THE RECORDS:
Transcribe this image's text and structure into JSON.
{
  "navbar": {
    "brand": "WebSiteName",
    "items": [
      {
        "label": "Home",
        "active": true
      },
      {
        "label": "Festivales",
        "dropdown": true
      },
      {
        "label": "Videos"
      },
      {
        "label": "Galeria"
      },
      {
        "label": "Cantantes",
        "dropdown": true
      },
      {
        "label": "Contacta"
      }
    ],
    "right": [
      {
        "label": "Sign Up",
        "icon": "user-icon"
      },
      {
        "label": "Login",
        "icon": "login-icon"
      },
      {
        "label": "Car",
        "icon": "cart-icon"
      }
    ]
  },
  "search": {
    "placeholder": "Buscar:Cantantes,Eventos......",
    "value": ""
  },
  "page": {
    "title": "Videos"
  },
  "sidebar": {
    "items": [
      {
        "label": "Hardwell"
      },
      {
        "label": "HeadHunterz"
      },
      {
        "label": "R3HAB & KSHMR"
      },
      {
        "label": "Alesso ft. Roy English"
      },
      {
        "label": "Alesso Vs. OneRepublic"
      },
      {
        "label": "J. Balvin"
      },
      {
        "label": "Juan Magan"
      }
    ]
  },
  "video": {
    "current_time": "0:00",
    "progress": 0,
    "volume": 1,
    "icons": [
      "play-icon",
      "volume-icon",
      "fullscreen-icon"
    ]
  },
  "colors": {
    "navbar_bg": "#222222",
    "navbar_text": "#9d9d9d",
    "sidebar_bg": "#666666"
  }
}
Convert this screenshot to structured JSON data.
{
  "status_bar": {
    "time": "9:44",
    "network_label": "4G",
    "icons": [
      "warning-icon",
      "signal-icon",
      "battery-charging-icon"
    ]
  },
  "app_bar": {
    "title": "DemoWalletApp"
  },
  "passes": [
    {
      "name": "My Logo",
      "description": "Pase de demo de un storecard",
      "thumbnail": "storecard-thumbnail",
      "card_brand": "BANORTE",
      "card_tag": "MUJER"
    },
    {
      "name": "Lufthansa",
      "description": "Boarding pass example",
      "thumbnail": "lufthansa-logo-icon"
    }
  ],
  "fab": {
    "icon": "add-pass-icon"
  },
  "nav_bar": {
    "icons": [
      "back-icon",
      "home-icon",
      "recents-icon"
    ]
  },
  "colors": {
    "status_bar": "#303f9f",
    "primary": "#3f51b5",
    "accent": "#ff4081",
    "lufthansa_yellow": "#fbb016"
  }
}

TASK BRIEF: Exactly as written, give the line containing "Convert this screenshot" and all remaining lines of the records.

ANSWER FOR THE TASK:
Convert this screenshot to structured JSON data.
{
  "status_bar": {
    "time": "9:44",
    "network_label": "4G",
    "icons": [
      "warning-icon",
      "signal-icon",
      "battery-charging-icon"
    ]
  },
  "app_bar": {
    "title": "DemoWalletApp"
  },
  "passes": [
    {
      "name": "My Logo",
      "description": "Pase de demo de un storecard",
      "thumbnail": "storecard-thumbnail",
      "card_brand": "BANORTE",
      "card_tag": "MUJER"
    },
    {
      "name": "Lufthansa",
      "description": "Boarding pass example",
      "thumbnail": "lufthansa-logo-icon"
    }
  ],
  "fab": {
    "icon": "add-pass-icon"
  },
  "nav_bar": {
    "icons": [
      "back-icon",
      "home-icon",
      "recents-icon"
    ]
  },
  "colors": {
    "status_bar": "#303f9f",
    "primary": "#3f51b5",
    "accent": "#ff4081",
    "lufthansa_yellow": "#fbb016"
  }
}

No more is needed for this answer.